**Exercise details:** Wherever the string "Severe" appears in the listing, copy that line.

———

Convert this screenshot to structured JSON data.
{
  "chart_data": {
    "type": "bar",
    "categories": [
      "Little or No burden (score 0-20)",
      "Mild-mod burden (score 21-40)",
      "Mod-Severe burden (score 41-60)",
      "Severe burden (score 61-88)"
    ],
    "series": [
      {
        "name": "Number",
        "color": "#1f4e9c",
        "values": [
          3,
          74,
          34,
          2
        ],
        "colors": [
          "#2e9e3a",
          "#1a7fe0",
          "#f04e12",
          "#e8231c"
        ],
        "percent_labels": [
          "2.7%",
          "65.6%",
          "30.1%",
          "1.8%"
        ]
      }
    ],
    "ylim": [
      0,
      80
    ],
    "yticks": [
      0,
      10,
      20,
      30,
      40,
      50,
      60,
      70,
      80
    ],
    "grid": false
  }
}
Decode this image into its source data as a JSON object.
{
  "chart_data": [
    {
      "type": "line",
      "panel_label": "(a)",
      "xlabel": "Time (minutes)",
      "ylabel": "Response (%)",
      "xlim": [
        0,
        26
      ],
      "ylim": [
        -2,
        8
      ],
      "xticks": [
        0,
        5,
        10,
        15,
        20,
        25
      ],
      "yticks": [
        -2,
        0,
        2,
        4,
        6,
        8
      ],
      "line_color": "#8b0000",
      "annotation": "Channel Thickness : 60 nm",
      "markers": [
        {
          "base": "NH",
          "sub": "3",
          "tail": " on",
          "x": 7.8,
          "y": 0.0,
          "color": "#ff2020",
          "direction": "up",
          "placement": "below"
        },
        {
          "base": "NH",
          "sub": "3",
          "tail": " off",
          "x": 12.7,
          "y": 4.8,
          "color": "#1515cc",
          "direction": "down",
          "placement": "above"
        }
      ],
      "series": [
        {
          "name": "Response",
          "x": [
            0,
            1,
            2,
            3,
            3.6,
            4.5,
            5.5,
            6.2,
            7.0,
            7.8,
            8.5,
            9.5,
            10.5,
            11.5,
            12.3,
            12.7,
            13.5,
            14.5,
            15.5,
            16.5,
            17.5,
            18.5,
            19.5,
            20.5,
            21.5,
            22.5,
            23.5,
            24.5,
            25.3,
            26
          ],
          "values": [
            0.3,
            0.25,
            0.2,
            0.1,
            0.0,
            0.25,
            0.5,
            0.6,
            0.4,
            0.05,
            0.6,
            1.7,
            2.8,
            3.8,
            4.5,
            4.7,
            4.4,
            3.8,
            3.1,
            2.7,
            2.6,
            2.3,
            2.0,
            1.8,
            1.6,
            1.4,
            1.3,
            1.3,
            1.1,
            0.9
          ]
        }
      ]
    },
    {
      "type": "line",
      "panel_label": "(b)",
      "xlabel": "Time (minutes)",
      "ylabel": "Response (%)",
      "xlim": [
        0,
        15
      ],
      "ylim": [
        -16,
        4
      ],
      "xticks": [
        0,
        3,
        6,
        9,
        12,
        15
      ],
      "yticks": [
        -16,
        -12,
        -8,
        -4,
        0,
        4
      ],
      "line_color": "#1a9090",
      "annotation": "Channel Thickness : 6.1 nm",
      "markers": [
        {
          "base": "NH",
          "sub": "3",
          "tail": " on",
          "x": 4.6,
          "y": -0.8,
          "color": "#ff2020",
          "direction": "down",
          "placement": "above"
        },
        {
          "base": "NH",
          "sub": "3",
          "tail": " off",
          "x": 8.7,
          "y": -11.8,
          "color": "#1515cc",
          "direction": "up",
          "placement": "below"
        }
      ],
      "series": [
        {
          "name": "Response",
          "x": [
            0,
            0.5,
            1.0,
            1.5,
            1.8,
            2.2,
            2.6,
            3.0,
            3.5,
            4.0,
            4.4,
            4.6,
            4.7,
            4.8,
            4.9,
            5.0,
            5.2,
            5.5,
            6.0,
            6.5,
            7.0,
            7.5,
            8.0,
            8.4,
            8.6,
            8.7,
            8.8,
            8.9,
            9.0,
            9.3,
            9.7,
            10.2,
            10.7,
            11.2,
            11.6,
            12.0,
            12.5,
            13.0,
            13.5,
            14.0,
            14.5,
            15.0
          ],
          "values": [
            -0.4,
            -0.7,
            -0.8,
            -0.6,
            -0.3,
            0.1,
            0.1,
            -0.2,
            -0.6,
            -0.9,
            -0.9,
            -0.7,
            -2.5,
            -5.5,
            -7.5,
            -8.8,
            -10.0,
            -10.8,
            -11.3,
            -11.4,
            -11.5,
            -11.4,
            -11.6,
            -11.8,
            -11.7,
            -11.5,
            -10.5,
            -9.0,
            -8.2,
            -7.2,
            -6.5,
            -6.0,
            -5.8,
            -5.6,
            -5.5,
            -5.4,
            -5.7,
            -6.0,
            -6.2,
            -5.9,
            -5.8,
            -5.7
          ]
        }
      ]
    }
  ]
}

———

**The completed task:**
      "Mod-Severe burden (score 41-60)",
      "Severe burden (score 61-88)"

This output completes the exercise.